--- Stated goal ---
For the data that follows, report how many lines contain the word "this", and nothing else.

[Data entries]
○ ○ ○
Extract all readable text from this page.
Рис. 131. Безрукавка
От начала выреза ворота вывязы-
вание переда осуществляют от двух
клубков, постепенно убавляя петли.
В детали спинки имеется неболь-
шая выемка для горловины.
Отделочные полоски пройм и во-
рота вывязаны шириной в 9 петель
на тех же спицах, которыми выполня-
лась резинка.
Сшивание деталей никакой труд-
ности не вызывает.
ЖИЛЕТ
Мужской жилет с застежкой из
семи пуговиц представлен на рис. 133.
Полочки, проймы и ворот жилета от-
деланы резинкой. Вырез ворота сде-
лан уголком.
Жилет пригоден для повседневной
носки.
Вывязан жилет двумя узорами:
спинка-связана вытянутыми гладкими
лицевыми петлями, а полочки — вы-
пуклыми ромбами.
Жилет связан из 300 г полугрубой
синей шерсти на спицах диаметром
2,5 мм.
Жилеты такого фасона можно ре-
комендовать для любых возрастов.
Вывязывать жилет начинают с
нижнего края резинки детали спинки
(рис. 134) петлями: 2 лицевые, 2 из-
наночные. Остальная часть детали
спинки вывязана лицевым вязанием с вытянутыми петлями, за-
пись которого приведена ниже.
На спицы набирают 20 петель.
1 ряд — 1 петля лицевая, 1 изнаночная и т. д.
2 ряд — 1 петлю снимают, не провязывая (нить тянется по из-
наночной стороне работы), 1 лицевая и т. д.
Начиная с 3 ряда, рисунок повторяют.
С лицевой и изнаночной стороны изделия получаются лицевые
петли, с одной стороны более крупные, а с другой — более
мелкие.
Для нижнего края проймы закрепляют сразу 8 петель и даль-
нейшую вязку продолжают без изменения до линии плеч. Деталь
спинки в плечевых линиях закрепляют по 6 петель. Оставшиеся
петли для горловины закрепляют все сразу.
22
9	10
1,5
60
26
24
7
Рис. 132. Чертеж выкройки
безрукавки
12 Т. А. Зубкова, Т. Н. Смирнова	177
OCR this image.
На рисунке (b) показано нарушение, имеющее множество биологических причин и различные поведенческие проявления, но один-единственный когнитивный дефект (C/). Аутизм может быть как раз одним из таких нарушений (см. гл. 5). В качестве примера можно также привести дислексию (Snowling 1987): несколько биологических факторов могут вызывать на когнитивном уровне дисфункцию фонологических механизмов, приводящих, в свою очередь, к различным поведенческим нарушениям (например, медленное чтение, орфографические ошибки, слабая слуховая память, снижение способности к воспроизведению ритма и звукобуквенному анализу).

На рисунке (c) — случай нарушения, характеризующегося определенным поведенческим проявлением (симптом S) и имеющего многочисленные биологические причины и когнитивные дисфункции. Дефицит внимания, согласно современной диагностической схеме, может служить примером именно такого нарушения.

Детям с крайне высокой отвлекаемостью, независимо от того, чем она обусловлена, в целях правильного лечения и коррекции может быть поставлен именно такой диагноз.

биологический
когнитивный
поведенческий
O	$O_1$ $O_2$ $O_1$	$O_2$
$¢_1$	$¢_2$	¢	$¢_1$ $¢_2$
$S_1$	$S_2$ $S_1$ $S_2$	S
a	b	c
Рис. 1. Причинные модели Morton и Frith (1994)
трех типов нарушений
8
○ ○ ○
--- Exercise solution ---
2